>> START Provided data

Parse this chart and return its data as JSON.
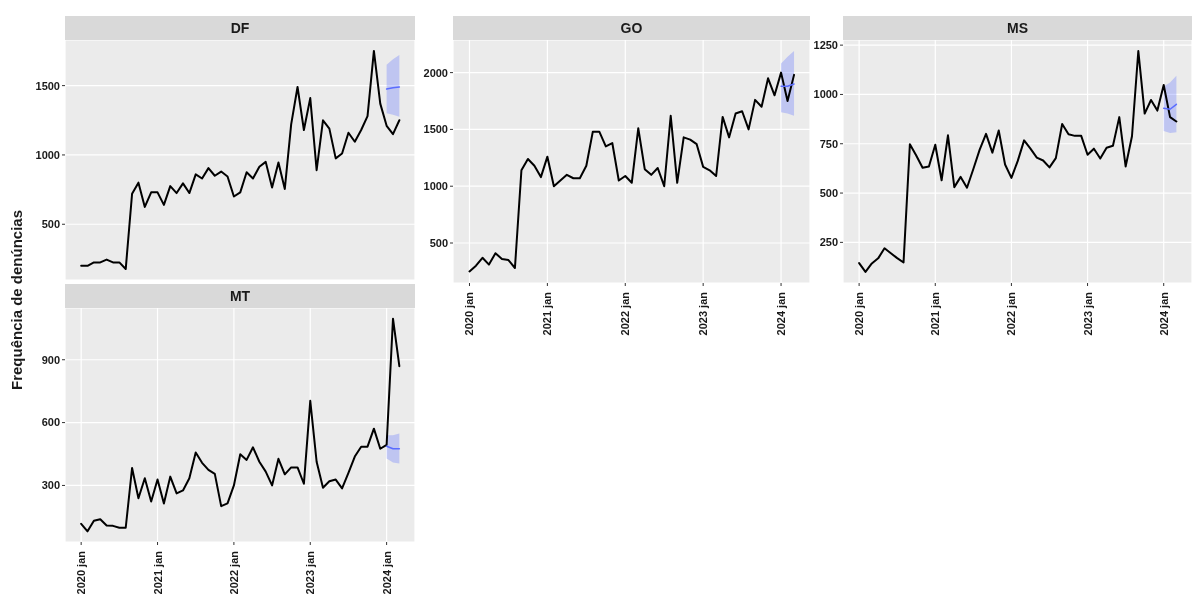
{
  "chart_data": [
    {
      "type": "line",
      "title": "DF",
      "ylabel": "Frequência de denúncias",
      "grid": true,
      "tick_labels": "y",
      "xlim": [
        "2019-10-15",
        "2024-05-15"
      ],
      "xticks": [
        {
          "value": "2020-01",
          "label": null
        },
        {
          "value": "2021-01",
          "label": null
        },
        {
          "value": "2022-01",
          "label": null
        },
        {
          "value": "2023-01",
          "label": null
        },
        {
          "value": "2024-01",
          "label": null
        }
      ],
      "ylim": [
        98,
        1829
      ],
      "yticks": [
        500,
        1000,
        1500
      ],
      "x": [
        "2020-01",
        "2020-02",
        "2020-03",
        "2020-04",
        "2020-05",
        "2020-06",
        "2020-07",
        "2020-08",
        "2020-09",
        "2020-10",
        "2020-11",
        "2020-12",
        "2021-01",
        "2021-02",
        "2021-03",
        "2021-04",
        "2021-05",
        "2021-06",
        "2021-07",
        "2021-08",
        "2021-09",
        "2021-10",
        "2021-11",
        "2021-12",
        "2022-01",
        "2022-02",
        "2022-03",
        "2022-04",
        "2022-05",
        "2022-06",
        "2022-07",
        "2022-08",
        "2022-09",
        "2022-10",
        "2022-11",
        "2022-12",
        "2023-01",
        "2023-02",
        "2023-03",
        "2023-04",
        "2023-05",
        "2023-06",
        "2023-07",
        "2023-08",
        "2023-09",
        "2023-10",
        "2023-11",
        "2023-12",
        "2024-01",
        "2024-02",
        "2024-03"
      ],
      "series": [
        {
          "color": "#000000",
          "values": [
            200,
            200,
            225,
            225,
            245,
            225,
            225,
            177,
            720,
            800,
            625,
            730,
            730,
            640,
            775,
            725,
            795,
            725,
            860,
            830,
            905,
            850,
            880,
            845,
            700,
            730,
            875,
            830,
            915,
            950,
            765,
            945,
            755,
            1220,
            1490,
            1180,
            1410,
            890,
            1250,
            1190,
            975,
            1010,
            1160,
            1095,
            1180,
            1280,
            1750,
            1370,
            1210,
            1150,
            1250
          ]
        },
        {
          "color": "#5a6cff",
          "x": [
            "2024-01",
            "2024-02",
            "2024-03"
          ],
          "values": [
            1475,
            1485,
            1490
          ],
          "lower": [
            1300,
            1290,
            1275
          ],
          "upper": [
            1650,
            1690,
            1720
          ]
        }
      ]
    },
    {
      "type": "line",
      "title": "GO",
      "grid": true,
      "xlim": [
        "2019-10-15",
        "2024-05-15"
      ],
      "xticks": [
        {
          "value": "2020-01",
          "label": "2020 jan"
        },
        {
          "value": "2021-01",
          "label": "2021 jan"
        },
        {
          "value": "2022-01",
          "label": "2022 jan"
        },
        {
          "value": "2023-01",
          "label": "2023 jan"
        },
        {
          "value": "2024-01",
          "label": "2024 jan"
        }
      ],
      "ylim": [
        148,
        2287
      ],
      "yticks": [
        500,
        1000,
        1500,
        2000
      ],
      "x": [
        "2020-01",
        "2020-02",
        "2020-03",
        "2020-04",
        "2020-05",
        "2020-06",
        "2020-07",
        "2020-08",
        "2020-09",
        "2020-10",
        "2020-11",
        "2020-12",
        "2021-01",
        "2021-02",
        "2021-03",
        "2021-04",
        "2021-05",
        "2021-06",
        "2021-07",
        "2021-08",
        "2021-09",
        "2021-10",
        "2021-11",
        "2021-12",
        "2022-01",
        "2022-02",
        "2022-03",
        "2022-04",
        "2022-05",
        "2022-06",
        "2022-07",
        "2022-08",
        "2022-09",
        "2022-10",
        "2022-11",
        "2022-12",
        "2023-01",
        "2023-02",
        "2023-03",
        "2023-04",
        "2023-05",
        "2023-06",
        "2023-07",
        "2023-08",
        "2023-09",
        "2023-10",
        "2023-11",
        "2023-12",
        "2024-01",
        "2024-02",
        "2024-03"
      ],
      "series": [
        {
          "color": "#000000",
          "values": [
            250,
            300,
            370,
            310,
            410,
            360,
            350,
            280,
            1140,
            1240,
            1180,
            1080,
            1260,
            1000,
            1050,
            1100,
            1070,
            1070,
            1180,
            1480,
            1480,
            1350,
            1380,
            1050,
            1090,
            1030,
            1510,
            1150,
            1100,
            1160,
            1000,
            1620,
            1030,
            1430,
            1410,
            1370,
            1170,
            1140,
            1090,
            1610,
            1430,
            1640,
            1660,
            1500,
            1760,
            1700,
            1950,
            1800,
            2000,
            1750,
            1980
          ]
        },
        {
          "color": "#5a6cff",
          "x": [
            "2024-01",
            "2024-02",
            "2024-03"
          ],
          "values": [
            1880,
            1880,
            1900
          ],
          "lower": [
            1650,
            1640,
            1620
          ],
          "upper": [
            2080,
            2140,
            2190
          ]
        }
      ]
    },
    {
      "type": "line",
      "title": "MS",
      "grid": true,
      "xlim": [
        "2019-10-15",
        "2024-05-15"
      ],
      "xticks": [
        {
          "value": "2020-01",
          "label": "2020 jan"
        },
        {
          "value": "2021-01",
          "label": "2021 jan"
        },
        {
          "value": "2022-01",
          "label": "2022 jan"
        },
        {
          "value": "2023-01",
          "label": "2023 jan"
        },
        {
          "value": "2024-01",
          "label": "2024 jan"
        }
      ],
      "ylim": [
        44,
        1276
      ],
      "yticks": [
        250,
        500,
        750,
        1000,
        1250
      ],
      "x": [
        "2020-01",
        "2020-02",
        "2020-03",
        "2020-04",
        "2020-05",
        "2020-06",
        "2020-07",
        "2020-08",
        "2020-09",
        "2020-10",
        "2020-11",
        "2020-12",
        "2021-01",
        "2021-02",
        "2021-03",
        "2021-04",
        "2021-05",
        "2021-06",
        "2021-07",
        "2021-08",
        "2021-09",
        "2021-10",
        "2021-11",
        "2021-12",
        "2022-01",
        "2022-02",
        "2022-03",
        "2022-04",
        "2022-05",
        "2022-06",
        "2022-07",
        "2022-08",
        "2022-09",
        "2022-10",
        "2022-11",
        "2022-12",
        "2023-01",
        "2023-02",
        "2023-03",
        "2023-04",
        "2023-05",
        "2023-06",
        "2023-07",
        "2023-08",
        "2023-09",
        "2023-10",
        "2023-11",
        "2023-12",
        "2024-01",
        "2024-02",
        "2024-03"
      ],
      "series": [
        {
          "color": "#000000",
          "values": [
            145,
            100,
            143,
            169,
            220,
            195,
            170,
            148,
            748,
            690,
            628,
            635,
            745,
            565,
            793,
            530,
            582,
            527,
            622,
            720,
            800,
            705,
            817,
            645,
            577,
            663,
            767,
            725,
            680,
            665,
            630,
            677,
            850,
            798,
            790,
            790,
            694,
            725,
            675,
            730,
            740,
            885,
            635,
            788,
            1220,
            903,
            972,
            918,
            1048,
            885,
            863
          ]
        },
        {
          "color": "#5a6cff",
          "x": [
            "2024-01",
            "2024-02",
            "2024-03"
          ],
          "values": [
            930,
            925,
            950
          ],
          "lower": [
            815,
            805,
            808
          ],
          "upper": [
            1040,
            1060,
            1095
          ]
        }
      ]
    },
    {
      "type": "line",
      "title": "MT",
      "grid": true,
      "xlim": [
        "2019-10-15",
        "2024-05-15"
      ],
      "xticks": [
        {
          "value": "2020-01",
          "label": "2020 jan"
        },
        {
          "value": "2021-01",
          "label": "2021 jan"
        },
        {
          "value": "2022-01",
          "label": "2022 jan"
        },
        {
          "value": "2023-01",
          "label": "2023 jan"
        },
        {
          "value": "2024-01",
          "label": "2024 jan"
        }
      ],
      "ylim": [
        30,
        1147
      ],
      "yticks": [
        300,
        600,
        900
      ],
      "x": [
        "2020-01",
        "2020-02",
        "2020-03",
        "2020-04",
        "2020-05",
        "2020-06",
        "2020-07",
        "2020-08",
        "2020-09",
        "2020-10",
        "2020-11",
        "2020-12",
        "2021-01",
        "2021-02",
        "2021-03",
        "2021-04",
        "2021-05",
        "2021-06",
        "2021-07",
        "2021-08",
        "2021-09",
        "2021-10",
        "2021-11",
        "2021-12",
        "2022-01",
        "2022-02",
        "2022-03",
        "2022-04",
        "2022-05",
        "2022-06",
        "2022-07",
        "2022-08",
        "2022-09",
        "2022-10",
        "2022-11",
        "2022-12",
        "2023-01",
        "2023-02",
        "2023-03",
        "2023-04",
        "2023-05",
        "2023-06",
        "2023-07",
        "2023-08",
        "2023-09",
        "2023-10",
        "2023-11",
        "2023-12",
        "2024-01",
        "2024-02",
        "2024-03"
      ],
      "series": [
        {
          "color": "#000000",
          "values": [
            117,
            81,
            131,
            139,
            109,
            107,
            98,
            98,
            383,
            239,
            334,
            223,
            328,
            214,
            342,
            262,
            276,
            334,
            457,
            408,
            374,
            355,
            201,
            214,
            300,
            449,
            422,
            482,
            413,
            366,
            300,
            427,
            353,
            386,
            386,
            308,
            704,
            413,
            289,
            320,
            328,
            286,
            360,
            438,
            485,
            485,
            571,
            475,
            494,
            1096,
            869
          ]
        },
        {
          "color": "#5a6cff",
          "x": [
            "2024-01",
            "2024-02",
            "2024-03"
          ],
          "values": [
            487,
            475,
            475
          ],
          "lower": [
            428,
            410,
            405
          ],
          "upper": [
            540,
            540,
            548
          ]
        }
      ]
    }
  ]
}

>> END Provided data
>> START Provided data

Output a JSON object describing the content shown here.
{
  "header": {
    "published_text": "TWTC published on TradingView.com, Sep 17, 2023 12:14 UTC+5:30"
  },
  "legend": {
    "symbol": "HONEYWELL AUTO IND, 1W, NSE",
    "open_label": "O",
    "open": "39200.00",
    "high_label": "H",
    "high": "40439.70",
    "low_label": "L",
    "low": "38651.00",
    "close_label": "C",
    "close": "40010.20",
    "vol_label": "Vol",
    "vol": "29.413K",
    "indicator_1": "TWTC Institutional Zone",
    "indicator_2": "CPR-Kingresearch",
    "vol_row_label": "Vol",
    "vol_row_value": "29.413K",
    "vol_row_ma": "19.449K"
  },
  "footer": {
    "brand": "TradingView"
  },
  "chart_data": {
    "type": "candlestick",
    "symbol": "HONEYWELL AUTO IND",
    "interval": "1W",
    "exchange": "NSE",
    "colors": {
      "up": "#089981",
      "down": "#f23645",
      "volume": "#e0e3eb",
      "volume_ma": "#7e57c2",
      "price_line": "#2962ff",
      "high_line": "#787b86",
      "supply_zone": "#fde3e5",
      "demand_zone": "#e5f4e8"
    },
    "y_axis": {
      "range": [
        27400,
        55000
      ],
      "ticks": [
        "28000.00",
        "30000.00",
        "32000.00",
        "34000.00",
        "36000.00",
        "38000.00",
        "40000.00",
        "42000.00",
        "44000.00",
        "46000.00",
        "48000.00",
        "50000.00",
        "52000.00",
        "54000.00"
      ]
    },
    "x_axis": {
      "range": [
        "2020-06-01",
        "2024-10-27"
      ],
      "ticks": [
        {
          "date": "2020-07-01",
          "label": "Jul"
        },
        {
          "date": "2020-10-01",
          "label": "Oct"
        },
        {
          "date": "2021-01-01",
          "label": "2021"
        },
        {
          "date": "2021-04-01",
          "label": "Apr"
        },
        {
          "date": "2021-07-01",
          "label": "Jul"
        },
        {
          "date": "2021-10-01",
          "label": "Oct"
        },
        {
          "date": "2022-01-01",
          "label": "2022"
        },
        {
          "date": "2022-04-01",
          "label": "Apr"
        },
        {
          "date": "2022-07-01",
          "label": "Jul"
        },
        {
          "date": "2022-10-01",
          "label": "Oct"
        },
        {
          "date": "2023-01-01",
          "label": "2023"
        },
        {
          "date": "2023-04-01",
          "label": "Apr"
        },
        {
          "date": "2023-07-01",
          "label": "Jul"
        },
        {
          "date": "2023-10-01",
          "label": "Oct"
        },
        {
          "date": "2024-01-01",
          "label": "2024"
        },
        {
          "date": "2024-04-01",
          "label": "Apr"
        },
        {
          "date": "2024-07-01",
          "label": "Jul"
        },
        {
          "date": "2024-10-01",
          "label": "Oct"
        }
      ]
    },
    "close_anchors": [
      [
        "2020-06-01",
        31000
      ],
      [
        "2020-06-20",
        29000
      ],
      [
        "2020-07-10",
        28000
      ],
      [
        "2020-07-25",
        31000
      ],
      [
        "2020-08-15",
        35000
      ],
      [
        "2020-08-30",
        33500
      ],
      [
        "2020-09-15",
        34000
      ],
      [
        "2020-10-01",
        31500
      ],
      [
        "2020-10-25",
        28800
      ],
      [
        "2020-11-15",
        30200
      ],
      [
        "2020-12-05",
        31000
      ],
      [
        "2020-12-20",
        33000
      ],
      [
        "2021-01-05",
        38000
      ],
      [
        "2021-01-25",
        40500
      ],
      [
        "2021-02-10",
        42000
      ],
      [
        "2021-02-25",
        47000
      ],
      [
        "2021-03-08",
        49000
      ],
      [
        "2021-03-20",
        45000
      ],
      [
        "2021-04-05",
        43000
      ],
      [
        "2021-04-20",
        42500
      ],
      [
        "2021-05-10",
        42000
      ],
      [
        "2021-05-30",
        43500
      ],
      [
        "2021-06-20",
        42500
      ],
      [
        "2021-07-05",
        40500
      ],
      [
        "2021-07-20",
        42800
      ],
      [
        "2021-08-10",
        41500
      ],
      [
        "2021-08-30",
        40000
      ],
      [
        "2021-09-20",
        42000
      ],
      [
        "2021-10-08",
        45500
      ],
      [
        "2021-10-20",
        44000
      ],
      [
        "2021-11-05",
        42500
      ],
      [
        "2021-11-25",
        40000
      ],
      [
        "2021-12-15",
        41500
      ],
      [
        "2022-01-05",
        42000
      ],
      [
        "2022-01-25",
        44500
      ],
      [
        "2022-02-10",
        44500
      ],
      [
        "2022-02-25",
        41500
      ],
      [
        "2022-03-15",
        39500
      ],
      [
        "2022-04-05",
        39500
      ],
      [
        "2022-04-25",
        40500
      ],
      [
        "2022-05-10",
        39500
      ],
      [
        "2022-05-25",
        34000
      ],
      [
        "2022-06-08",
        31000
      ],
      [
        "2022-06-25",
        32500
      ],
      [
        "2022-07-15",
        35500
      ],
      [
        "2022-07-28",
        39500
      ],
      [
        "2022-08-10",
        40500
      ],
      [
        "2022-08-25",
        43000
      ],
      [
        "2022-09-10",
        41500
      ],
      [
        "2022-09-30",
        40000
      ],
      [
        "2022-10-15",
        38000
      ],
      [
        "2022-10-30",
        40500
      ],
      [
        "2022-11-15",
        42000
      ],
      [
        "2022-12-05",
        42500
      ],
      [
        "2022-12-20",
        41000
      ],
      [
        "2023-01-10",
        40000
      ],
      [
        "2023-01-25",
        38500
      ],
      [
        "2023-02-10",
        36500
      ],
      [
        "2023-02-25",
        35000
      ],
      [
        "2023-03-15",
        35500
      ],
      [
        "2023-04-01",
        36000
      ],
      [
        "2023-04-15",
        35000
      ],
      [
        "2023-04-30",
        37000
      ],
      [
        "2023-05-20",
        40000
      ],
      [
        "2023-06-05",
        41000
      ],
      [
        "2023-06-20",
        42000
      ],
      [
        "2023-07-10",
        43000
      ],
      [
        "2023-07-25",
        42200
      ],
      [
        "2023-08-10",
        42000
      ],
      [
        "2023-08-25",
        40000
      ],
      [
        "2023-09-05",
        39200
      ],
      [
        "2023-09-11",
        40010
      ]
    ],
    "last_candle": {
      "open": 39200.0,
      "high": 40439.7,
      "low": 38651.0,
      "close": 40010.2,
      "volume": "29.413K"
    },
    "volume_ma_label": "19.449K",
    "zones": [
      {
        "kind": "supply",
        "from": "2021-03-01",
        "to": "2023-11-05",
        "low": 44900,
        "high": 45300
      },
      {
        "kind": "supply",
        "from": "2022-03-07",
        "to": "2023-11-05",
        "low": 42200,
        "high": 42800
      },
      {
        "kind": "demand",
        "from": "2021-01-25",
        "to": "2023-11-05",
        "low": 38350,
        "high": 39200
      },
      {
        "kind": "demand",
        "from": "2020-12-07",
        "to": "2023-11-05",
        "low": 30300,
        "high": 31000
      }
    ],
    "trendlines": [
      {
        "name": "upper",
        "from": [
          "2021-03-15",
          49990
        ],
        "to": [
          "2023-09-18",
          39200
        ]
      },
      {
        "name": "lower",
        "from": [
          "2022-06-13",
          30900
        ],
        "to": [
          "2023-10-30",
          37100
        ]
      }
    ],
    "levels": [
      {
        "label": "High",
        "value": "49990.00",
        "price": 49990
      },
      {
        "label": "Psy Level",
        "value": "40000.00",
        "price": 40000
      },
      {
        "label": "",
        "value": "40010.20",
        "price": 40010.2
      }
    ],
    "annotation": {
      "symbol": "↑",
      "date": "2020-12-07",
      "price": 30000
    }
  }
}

>> END Provided data
>> START Provided data

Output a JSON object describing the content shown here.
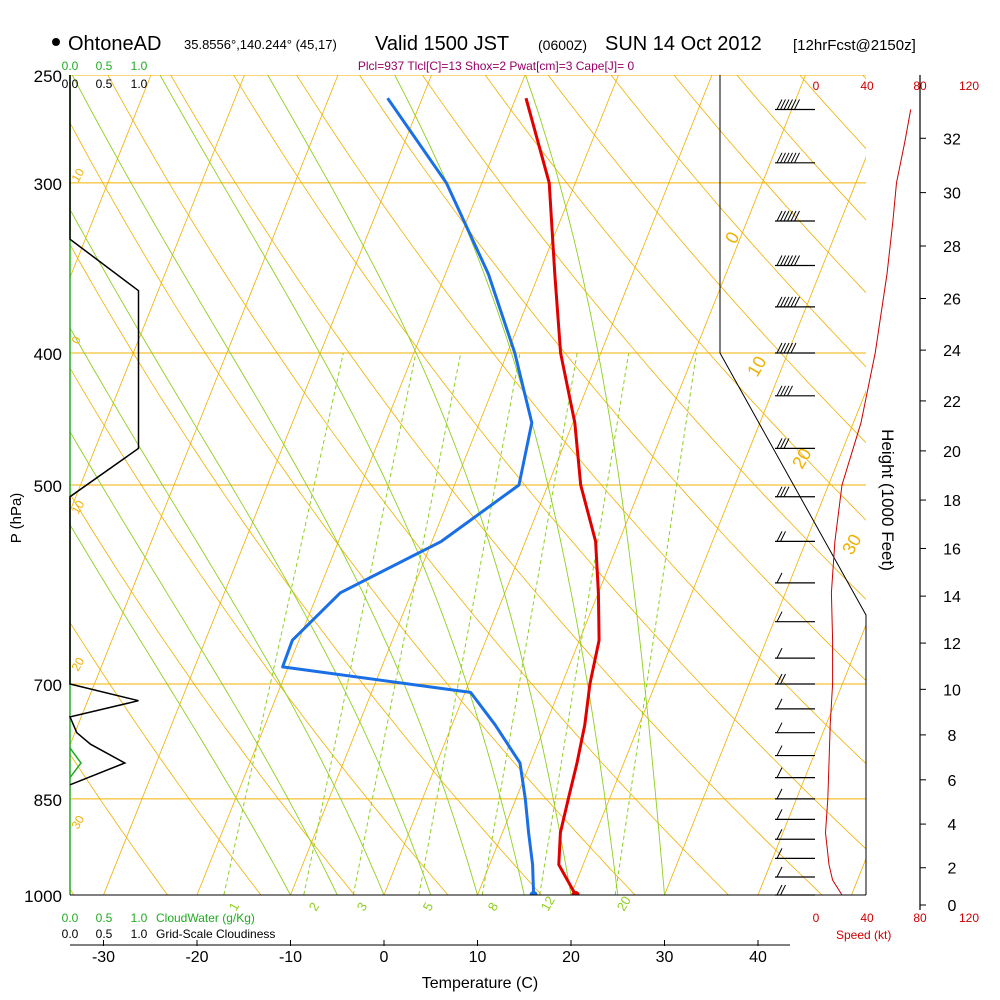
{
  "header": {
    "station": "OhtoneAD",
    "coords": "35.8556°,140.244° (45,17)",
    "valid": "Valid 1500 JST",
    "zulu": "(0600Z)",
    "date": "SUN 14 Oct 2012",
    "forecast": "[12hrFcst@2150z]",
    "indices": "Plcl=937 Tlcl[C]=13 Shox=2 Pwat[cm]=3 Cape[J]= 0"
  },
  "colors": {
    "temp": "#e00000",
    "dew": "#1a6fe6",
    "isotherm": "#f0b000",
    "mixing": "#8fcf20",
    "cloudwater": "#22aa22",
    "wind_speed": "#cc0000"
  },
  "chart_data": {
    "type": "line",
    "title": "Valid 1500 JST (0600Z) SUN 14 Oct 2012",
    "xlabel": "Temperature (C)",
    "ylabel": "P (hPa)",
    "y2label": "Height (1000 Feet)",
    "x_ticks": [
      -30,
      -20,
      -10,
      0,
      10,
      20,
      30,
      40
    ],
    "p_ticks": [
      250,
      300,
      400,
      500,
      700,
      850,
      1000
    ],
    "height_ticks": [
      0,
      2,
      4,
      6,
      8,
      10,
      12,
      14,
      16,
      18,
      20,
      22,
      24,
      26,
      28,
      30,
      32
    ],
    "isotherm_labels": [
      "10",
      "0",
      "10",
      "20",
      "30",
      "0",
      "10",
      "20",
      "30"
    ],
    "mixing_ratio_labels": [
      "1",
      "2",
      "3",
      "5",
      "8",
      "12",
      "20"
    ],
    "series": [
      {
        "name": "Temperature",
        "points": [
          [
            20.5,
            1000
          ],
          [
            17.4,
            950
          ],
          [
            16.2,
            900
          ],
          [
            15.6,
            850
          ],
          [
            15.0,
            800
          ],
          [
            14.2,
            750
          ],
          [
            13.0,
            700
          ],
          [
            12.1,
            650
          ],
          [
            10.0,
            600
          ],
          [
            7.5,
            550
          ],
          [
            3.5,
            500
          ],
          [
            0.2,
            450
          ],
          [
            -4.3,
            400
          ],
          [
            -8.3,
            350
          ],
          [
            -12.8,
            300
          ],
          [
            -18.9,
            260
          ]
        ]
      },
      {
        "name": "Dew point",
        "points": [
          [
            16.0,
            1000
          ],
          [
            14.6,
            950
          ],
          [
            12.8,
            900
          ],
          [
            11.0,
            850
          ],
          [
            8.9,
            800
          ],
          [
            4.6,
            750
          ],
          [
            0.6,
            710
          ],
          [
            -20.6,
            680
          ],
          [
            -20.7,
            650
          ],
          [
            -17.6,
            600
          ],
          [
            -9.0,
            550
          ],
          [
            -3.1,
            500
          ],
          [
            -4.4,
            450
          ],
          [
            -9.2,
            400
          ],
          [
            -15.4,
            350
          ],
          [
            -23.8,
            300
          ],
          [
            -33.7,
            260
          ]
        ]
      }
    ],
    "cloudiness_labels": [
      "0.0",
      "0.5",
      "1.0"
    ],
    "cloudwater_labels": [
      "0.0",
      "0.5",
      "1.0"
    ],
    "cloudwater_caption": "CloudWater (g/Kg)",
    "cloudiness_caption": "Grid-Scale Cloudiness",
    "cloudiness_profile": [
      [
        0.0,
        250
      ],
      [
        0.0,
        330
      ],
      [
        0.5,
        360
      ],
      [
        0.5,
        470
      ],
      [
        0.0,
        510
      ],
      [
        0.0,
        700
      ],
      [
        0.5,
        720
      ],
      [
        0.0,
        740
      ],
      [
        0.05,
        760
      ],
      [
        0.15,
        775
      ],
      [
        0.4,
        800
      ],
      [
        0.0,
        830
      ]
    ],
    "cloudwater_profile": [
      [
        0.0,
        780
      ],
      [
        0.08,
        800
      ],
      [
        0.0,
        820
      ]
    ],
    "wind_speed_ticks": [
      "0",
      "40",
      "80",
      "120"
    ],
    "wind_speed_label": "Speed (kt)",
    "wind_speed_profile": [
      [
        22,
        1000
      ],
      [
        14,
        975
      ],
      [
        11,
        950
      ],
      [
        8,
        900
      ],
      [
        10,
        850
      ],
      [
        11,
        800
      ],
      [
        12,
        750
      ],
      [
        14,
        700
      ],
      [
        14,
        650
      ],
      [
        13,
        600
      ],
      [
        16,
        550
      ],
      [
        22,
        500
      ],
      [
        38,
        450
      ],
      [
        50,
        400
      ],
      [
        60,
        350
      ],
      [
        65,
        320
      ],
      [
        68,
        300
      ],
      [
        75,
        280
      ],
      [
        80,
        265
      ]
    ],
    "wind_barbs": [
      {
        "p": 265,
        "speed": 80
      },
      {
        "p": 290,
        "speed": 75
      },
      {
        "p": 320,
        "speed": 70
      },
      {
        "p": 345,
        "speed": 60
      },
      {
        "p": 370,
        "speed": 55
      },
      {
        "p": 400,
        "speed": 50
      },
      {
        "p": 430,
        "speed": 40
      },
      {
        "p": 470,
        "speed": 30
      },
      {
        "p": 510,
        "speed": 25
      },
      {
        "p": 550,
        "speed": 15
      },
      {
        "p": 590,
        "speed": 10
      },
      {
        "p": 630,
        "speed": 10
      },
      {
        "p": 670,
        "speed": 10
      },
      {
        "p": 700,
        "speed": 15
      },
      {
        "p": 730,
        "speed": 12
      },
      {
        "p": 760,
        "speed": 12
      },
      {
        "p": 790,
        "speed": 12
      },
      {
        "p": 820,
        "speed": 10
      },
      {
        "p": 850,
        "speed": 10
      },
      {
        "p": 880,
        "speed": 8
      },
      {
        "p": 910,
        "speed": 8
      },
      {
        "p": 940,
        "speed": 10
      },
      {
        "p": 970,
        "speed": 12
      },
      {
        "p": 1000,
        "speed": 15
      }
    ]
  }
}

>> END Provided data

:: Exercise requirements ::
Examine the data above and state how many of its lines contain the word "symbol", with no further remarks.

:: Correct answer ::
3